— start INPUT FOR THIS TASK —
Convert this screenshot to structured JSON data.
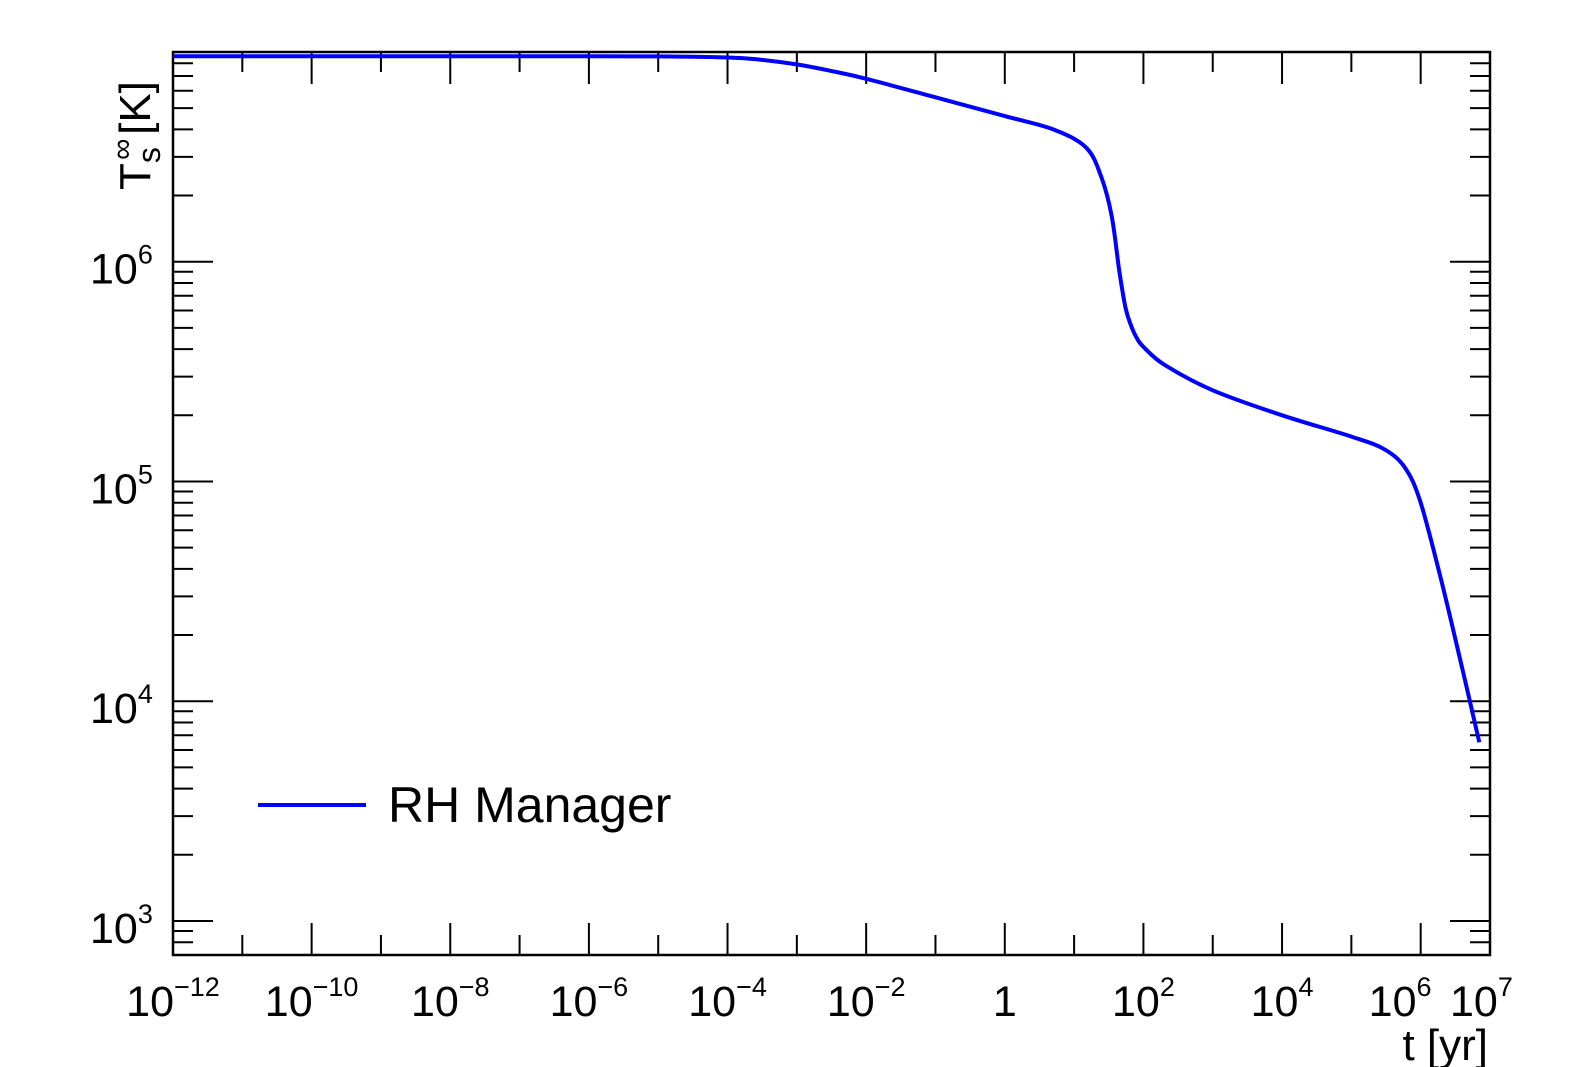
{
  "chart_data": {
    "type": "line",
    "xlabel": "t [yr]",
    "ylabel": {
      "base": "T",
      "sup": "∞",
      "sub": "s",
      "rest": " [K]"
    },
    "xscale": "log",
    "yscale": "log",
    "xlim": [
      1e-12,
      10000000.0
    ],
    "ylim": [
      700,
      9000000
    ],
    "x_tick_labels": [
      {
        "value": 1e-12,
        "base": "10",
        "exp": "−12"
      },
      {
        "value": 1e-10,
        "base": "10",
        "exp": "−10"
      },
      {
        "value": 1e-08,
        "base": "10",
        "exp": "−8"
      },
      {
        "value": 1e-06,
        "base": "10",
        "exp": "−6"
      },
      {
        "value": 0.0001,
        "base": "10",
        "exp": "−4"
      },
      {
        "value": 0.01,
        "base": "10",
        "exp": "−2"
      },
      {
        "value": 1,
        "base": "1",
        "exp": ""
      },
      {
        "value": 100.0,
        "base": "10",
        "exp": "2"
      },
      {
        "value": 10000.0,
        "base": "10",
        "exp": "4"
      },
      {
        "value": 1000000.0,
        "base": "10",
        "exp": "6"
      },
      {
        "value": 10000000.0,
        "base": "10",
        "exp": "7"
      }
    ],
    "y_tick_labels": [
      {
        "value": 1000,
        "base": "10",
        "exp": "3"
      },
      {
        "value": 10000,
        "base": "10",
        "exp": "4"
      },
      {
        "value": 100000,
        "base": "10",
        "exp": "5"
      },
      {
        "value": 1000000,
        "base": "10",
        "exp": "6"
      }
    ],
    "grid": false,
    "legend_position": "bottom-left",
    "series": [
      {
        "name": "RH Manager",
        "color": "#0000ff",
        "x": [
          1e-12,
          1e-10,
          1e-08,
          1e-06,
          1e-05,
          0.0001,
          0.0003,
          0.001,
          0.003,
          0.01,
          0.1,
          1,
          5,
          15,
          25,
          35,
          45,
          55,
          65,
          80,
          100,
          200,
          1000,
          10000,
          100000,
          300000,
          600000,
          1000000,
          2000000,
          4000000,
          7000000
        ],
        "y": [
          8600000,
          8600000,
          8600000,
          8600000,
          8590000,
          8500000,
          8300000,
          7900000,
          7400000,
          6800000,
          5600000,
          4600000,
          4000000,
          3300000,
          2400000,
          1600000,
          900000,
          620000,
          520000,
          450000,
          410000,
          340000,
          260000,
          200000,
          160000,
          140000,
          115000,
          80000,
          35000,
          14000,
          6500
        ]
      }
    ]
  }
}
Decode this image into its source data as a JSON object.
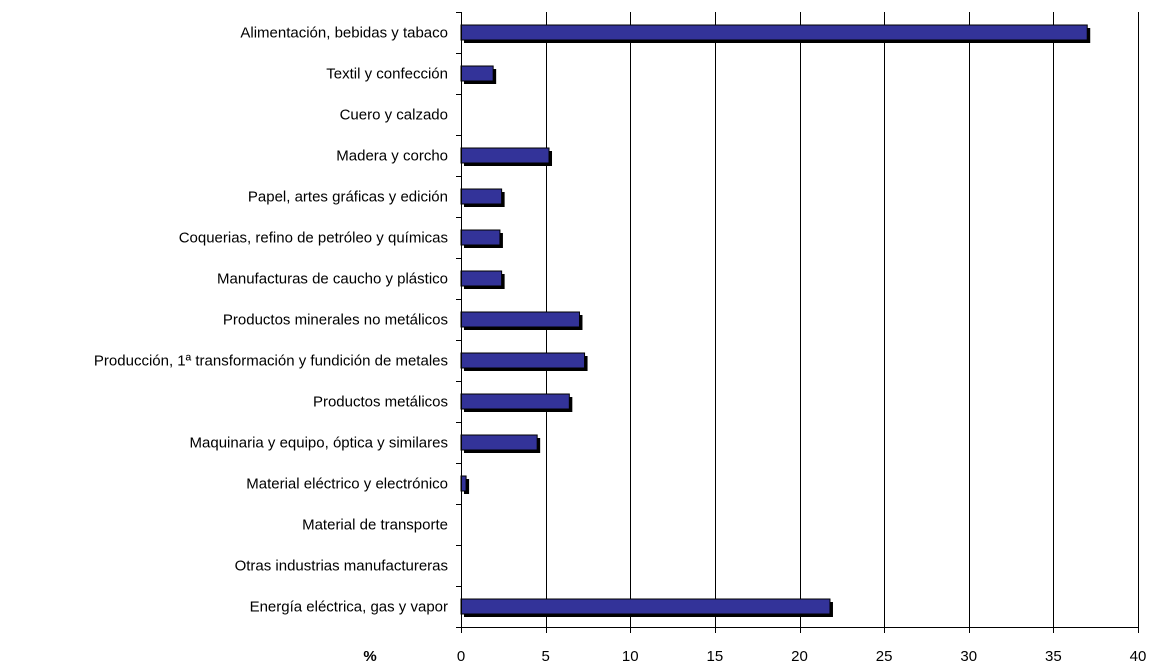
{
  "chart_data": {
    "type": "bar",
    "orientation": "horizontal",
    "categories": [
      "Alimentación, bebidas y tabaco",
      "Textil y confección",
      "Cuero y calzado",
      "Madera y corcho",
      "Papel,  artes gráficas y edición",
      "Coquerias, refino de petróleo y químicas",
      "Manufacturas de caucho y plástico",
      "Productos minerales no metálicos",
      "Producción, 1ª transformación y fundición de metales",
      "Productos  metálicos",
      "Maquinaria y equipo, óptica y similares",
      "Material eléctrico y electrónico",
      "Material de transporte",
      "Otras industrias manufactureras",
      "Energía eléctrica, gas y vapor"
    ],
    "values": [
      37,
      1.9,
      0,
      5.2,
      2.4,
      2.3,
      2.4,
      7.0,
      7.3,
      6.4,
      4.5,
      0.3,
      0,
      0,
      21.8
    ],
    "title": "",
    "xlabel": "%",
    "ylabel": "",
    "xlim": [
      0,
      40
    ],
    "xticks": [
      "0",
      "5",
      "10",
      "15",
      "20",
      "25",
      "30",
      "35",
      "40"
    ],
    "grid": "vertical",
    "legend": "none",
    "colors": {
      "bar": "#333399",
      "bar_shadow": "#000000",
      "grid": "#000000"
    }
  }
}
— end INPUT FOR THIS TASK —
> WORK TO COMPLETE: All of the lines above should be retyped precisely, apart from the pictures.

> THE REPLY:
Convert this screenshot to structured JSON data.
{
  "chart_data": {
    "type": "line",
    "xlabel": "t [yr]",
    "ylabel": {
      "base": "T",
      "sup": "∞",
      "sub": "s",
      "rest": " [K]"
    },
    "xscale": "log",
    "yscale": "log",
    "xlim": [
      1e-12,
      10000000.0
    ],
    "ylim": [
      700,
      9000000
    ],
    "x_tick_labels": [
      {
        "value": 1e-12,
        "base": "10",
        "exp": "−12"
      },
      {
        "value": 1e-10,
        "base": "10",
        "exp": "−10"
      },
      {
        "value": 1e-08,
        "base": "10",
        "exp": "−8"
      },
      {
        "value": 1e-06,
        "base": "10",
        "exp": "−6"
      },
      {
        "value": 0.0001,
        "base": "10",
        "exp": "−4"
      },
      {
        "value": 0.01,
        "base": "10",
        "exp": "−2"
      },
      {
        "value": 1,
        "base": "1",
        "exp": ""
      },
      {
        "value": 100.0,
        "base": "10",
        "exp": "2"
      },
      {
        "value": 10000.0,
        "base": "10",
        "exp": "4"
      },
      {
        "value": 1000000.0,
        "base": "10",
        "exp": "6"
      },
      {
        "value": 10000000.0,
        "base": "10",
        "exp": "7"
      }
    ],
    "y_tick_labels": [
      {
        "value": 1000,
        "base": "10",
        "exp": "3"
      },
      {
        "value": 10000,
        "base": "10",
        "exp": "4"
      },
      {
        "value": 100000,
        "base": "10",
        "exp": "5"
      },
      {
        "value": 1000000,
        "base": "10",
        "exp": "6"
      }
    ],
    "grid": false,
    "legend_position": "bottom-left",
    "series": [
      {
        "name": "RH Manager",
        "color": "#0000ff",
        "x": [
          1e-12,
          1e-10,
          1e-08,
          1e-06,
          1e-05,
          0.0001,
          0.0003,
          0.001,
          0.003,
          0.01,
          0.1,
          1,
          5,
          15,
          25,
          35,
          45,
          55,
          65,
          80,
          100,
          200,
          1000,
          10000,
          100000,
          300000,
          600000,
          1000000,
          2000000,
          4000000,
          7000000
        ],
        "y": [
          8600000,
          8600000,
          8600000,
          8600000,
          8590000,
          8500000,
          8300000,
          7900000,
          7400000,
          6800000,
          5600000,
          4600000,
          4000000,
          3300000,
          2400000,
          1600000,
          900000,
          620000,
          520000,
          450000,
          410000,
          340000,
          260000,
          200000,
          160000,
          140000,
          115000,
          80000,
          35000,
          14000,
          6500
        ]
      }
    ]
  }
}
Decode this image into its source data as a JSON object.
{
  "chart_data": {
    "type": "bar",
    "orientation": "horizontal",
    "categories": [
      "Alimentación, bebidas y tabaco",
      "Textil y confección",
      "Cuero y calzado",
      "Madera y corcho",
      "Papel,  artes gráficas y edición",
      "Coquerias, refino de petróleo y químicas",
      "Manufacturas de caucho y plástico",
      "Productos minerales no metálicos",
      "Producción, 1ª transformación y fundición de metales",
      "Productos  metálicos",
      "Maquinaria y equipo, óptica y similares",
      "Material eléctrico y electrónico",
      "Material de transporte",
      "Otras industrias manufactureras",
      "Energía eléctrica, gas y vapor"
    ],
    "values": [
      37,
      1.9,
      0,
      5.2,
      2.4,
      2.3,
      2.4,
      7.0,
      7.3,
      6.4,
      4.5,
      0.3,
      0,
      0,
      21.8
    ],
    "title": "",
    "xlabel": "%",
    "ylabel": "",
    "xlim": [
      0,
      40
    ],
    "xticks": [
      "0",
      "5",
      "10",
      "15",
      "20",
      "25",
      "30",
      "35",
      "40"
    ],
    "grid": "vertical",
    "legend": "none",
    "colors": {
      "bar": "#333399",
      "bar_shadow": "#000000",
      "grid": "#000000"
    }
  }
}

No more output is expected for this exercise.